_Records for processing_
* * * * * * *
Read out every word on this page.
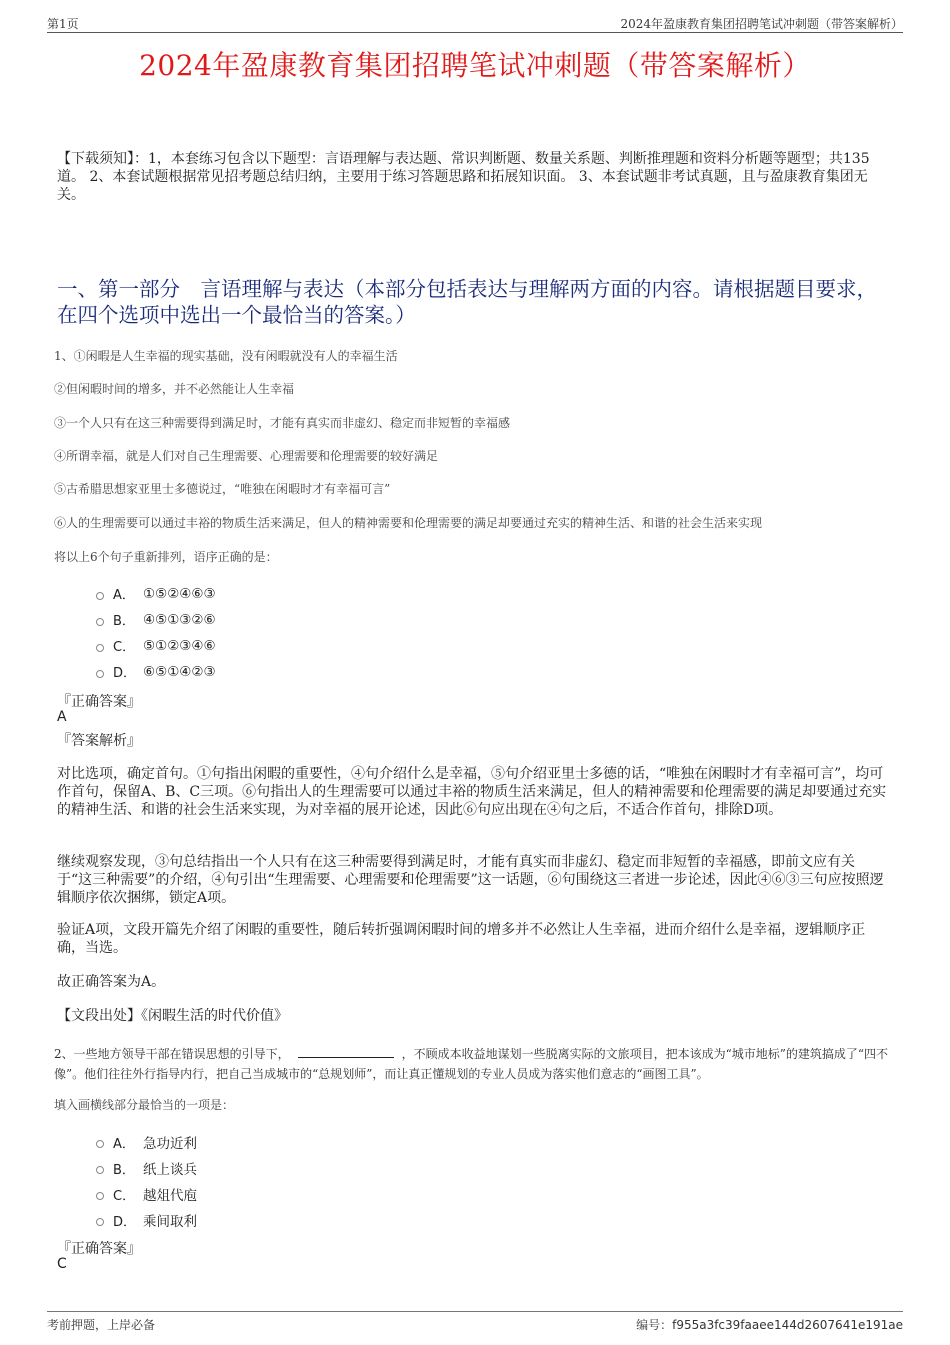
第1页	2024年盈康教育集团招聘笔试冲刺题（带答案解析）
2024年盈康教育集团招聘笔试冲刺题（带答案解析）
【下载须知】：1，本套练习包含以下题型：言语理解与表达题、常识判断题、数量关系题、判断推理题和资料分析题等题型；共135道。 2、本套试题根据常见招考题总结归纳，主要用于练习答题思路和拓展知识面。 3、本套试题非考试真题，且与盈康教育集团无关。
一、第一部分　言语理解与表达（本部分包括表达与理解两方面的内容。请根据题目要求，在四个选项中选出一个最恰当的答案。）
1、①闲暇是人生幸福的现实基础，没有闲暇就没有人的幸福生活
②但闲暇时间的增多，并不必然能让人生幸福
③一个人只有在这三种需要得到满足时，才能有真实而非虚幻、稳定而非短暂的幸福感
④所谓幸福，就是人们对自己生理需要、心理需要和伦理需要的较好满足
⑤古希腊思想家亚里士多德说过，“唯独在闲暇时才有幸福可言”
⑥人的生理需要可以通过丰裕的物质生活来满足，但人的精神需要和伦理需要的满足却要通过充实的精神生活、和谐的社会生活来实现
将以上6个句子重新排列，语序正确的是：
A． ①⑤②④⑥③
B． ④⑤①③②⑥
C． ⑤①②③④⑥
D． ⑥⑤①④②③
『正确答案』
A
『答案解析』
对比选项，确定首句。①句指出闲暇的重要性，④句介绍什么是幸福，⑤句介绍亚里士多德的话，“唯独在闲暇时才有幸福可言”，均可作首句，保留A、B、C三项。⑥句指出人的生理需要可以通过丰裕的物质生活来满足，但人的精神需要和伦理需要的满足却要通过充实的精神生活、和谐的社会生活来实现，为对幸福的展开论述，因此⑥句应出现在④句之后，不适合作首句，排除D项。
继续观察发现，③句总结指出一个人只有在这三种需要得到满足时，才能有真实而非虚幻、稳定而非短暂的幸福感，即前文应有关于“这三种需要”的介绍，④句引出“生理需要、心理需要和伦理需要”这一话题，⑥句围绕这三者进一步论述，因此④⑥③三句应按照逻辑顺序依次捆绑，锁定A项。
验证A项，文段开篇先介绍了闲暇的重要性，随后转折强调闲暇时间的增多并不必然让人生幸福，进而介绍什么是幸福，逻辑顺序正确，当选。
故正确答案为A。
【文段出处】《闲暇生活的时代价值》
2、一些地方领导干部在错误思想的引导下，	，不顾成本收益地谋划一些脱离实际的文旅项目，把本该成为“城市地标”的建筑搞成了“四不像”。他们往往外行指导内行，把自己当成城市的“总规划师”，而让真正懂规划的专业人员成为落实他们意志的“画图工具”。
填入画横线部分最恰当的一项是：
A． 急功近利
B． 纸上谈兵
C． 越俎代庖
D． 乘间取利
『正确答案』
C
考前押题，上岸必备	编号：f955a3fc39faaee144d2607641e191ae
* * * * * * *
Your task is to reproduce all of the material exactly. The pictures stay out.

_Answer to this task_
Read out every word on this page.
第1页	2024年盈康教育集团招聘笔试冲刺题（带答案解析）
2024年盈康教育集团招聘笔试冲刺题（带答案解析）
【下载须知】：1，本套练习包含以下题型：言语理解与表达题、常识判断题、数量关系题、判断推理题和资料分析题等题型；共135道。 2、本套试题根据常见招考题总结归纳，主要用于练习答题思路和拓展知识面。 3、本套试题非考试真题，且与盈康教育集团无关。
一、第一部分　言语理解与表达（本部分包括表达与理解两方面的内容。请根据题目要求，在四个选项中选出一个最恰当的答案。）
1、①闲暇是人生幸福的现实基础，没有闲暇就没有人的幸福生活
②但闲暇时间的增多，并不必然能让人生幸福
③一个人只有在这三种需要得到满足时，才能有真实而非虚幻、稳定而非短暂的幸福感
④所谓幸福，就是人们对自己生理需要、心理需要和伦理需要的较好满足
⑤古希腊思想家亚里士多德说过，“唯独在闲暇时才有幸福可言”
⑥人的生理需要可以通过丰裕的物质生活来满足，但人的精神需要和伦理需要的满足却要通过充实的精神生活、和谐的社会生活来实现
将以上6个句子重新排列，语序正确的是：
A． ①⑤②④⑥③
B． ④⑤①③②⑥
C． ⑤①②③④⑥
D． ⑥⑤①④②③
『正确答案』
A
『答案解析』
对比选项，确定首句。①句指出闲暇的重要性，④句介绍什么是幸福，⑤句介绍亚里士多德的话，“唯独在闲暇时才有幸福可言”，均可作首句，保留A、B、C三项。⑥句指出人的生理需要可以通过丰裕的物质生活来满足，但人的精神需要和伦理需要的满足却要通过充实的精神生活、和谐的社会生活来实现，为对幸福的展开论述，因此⑥句应出现在④句之后，不适合作首句，排除D项。
继续观察发现，③句总结指出一个人只有在这三种需要得到满足时，才能有真实而非虚幻、稳定而非短暂的幸福感，即前文应有关于“这三种需要”的介绍，④句引出“生理需要、心理需要和伦理需要”这一话题，⑥句围绕这三者进一步论述，因此④⑥③三句应按照逻辑顺序依次捆绑，锁定A项。
验证A项，文段开篇先介绍了闲暇的重要性，随后转折强调闲暇时间的增多并不必然让人生幸福，进而介绍什么是幸福，逻辑顺序正确，当选。
故正确答案为A。
【文段出处】《闲暇生活的时代价值》
2、一些地方领导干部在错误思想的引导下，	，不顾成本收益地谋划一些脱离实际的文旅项目，把本该成为“城市地标”的建筑搞成了“四不像”。他们往往外行指导内行，把自己当成城市的“总规划师”，而让真正懂规划的专业人员成为落实他们意志的“画图工具”。
填入画横线部分最恰当的一项是：
A． 急功近利
B． 纸上谈兵
C． 越俎代庖
D． 乘间取利
『正确答案』
C
考前押题，上岸必备	编号：f955a3fc39faaee144d2607641e191ae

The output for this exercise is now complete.